## DIRECTIONS FOR THIS TASK
Convert each item's lines into a numbered list, leaving out blank lines and the pictures.
··· MATERIAL SHOWN ···
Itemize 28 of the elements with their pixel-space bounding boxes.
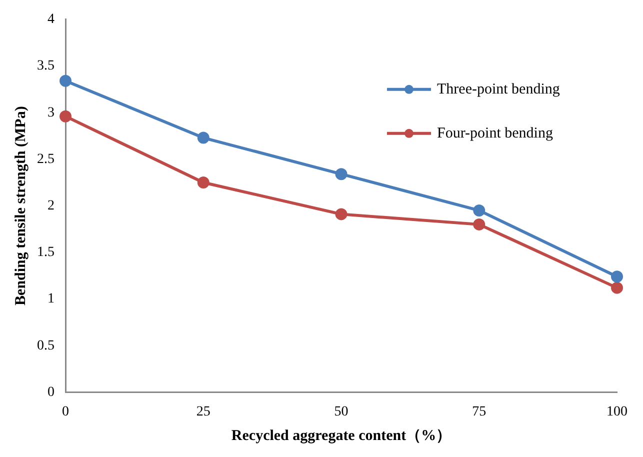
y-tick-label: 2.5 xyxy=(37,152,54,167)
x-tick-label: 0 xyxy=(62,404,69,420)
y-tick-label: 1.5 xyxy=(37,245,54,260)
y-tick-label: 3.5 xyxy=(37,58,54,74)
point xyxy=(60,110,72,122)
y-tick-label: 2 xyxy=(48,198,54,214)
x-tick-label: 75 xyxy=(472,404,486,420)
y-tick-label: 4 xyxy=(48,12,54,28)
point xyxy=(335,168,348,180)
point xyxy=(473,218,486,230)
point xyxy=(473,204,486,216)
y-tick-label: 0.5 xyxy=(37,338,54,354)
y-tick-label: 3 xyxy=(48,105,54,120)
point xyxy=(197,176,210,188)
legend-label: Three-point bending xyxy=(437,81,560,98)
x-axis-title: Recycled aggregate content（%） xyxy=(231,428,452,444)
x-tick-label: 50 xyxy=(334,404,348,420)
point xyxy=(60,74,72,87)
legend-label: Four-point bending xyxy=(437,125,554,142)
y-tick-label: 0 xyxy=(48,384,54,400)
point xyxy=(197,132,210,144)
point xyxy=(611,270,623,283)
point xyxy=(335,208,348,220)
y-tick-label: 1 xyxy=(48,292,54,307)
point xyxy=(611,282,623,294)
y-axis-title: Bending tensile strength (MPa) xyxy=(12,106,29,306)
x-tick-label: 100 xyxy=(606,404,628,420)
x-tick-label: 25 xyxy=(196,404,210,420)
···
## RESPONSE TO THE TASK
1. Itemize 28 of the elements with their pixel-space bounding boxes.
2. y-tick-label: 2.5 xyxy=(37,152,54,167)
3. x-tick-label: 0 xyxy=(62,404,69,420)
4. y-tick-label: 1.5 xyxy=(37,245,54,260)
5. y-tick-label: 3.5 xyxy=(37,58,54,74)
6. point xyxy=(60,110,72,122)
7. y-tick-label: 2 xyxy=(48,198,54,214)
8. x-tick-label: 75 xyxy=(472,404,486,420)
9. y-tick-label: 4 xyxy=(48,12,54,28)
10. point xyxy=(335,168,348,180)
11. point xyxy=(473,218,486,230)
12. point xyxy=(473,204,486,216)
13. y-tick-label: 0.5 xyxy=(37,338,54,354)
14. y-tick-label: 3 xyxy=(48,105,54,120)
15. point xyxy=(197,176,210,188)
16. legend-label: Three-point bending xyxy=(437,81,560,98)
17. x-axis-title: Recycled aggregate content（%） xyxy=(231,428,452,444)
18. x-tick-label: 50 xyxy=(334,404,348,420)
19. point xyxy=(60,74,72,87)
20. legend-label: Four-point bending xyxy=(437,125,554,142)
21. y-tick-label: 0 xyxy=(48,384,54,400)
22. point xyxy=(197,132,210,144)
23. point xyxy=(611,270,623,283)
24. point xyxy=(335,208,348,220)
25. y-tick-label: 1 xyxy=(48,292,54,307)
26. point xyxy=(611,282,623,294)
27. y-axis-title: Bending tensile strength (MPa) xyxy=(12,106,29,306)
28. x-tick-label: 100 xyxy=(606,404,628,420)
29. x-tick-label: 25 xyxy=(196,404,210,420)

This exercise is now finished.